--- START Provided entries ---

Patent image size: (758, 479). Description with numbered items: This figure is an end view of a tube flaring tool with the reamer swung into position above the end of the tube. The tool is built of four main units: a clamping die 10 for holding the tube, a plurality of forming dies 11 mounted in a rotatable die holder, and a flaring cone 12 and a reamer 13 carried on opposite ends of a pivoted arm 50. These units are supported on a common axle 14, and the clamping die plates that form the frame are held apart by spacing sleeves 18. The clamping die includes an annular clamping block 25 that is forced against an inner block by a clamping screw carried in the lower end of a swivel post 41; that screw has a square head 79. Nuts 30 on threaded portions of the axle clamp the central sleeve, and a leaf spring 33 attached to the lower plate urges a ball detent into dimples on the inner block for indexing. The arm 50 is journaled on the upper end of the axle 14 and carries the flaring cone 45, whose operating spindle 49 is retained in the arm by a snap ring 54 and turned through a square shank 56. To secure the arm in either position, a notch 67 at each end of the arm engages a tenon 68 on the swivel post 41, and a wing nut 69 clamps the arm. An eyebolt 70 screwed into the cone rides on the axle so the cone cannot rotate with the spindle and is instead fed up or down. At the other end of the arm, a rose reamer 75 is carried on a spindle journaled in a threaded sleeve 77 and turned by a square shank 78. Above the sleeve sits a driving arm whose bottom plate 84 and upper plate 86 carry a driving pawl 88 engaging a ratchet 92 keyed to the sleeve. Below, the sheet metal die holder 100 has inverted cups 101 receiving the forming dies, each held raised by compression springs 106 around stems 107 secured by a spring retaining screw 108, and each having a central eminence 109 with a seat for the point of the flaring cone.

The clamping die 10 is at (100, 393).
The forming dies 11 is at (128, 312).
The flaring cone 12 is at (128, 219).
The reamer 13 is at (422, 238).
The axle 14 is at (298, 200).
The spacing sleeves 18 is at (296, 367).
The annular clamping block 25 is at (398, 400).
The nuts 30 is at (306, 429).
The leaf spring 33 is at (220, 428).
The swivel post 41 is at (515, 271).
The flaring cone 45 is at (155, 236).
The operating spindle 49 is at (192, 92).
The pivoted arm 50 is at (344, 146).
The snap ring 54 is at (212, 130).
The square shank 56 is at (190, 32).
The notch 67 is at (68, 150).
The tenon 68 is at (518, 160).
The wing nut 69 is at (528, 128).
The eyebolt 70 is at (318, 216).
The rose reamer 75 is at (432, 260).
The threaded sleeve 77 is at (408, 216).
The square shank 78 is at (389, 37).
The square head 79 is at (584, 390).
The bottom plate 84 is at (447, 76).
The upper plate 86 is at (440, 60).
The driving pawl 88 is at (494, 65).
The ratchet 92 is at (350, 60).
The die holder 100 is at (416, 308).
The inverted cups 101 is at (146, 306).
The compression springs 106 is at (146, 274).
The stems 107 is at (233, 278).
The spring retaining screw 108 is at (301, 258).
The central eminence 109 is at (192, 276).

--- END Provided entries ---

Reproduce all of the lines from the records above without any changes.

**Written answer**
Patent image size: (758, 479). Description with numbered items: This figure is an end view of a tube flaring tool with the reamer swung into position above the end of the tube. The tool is built of four main units: a clamping die 10 for holding the tube, a plurality of forming dies 11 mounted in a rotatable die holder, and a flaring cone 12 and a reamer 13 carried on opposite ends of a pivoted arm 50. These units are supported on a common axle 14, and the clamping die plates that form the frame are held apart by spacing sleeves 18. The clamping die includes an annular clamping block 25 that is forced against an inner block by a clamping screw carried in the lower end of a swivel post 41; that screw has a square head 79. Nuts 30 on threaded portions of the axle clamp the central sleeve, and a leaf spring 33 attached to the lower plate urges a ball detent into dimples on the inner block for indexing. The arm 50 is journaled on the upper end of the axle 14 and carries the flaring cone 45, whose operating spindle 49 is retained in the arm by a snap ring 54 and turned through a square shank 56. To secure the arm in either position, a notch 67 at each end of the arm engages a tenon 68 on the swivel post 41, and a wing nut 69 clamps the arm. An eyebolt 70 screwed into the cone rides on the axle so the cone cannot rotate with the spindle and is instead fed up or down. At the other end of the arm, a rose reamer 75 is carried on a spindle journaled in a threaded sleeve 77 and turned by a square shank 78. Above the sleeve sits a driving arm whose bottom plate 84 and upper plate 86 carry a driving pawl 88 engaging a ratchet 92 keyed to the sleeve. Below, the sheet metal die holder 100 has inverted cups 101 receiving the forming dies, each held raised by compression springs 106 around stems 107 secured by a spring retaining screw 108, and each having a central eminence 109 with a seat for the point of the flaring cone.

The clamping die 10 is at (100, 393).
The forming dies 11 is at (128, 312).
The flaring cone 12 is at (128, 219).
The reamer 13 is at (422, 238).
The axle 14 is at (298, 200).
The spacing sleeves 18 is at (296, 367).
The annular clamping block 25 is at (398, 400).
The nuts 30 is at (306, 429).
The leaf spring 33 is at (220, 428).
The swivel post 41 is at (515, 271).
The flaring cone 45 is at (155, 236).
The operating spindle 49 is at (192, 92).
The pivoted arm 50 is at (344, 146).
The snap ring 54 is at (212, 130).
The square shank 56 is at (190, 32).
The notch 67 is at (68, 150).
The tenon 68 is at (518, 160).
The wing nut 69 is at (528, 128).
The eyebolt 70 is at (318, 216).
The rose reamer 75 is at (432, 260).
The threaded sleeve 77 is at (408, 216).
The square shank 78 is at (389, 37).
The square head 79 is at (584, 390).
The bottom plate 84 is at (447, 76).
The upper plate 86 is at (440, 60).
The driving pawl 88 is at (494, 65).
The ratchet 92 is at (350, 60).
The die holder 100 is at (416, 308).
The inverted cups 101 is at (146, 306).
The compression springs 106 is at (146, 274).
The stems 107 is at (233, 278).
The spring retaining screw 108 is at (301, 258).
The central eminence 109 is at (192, 276).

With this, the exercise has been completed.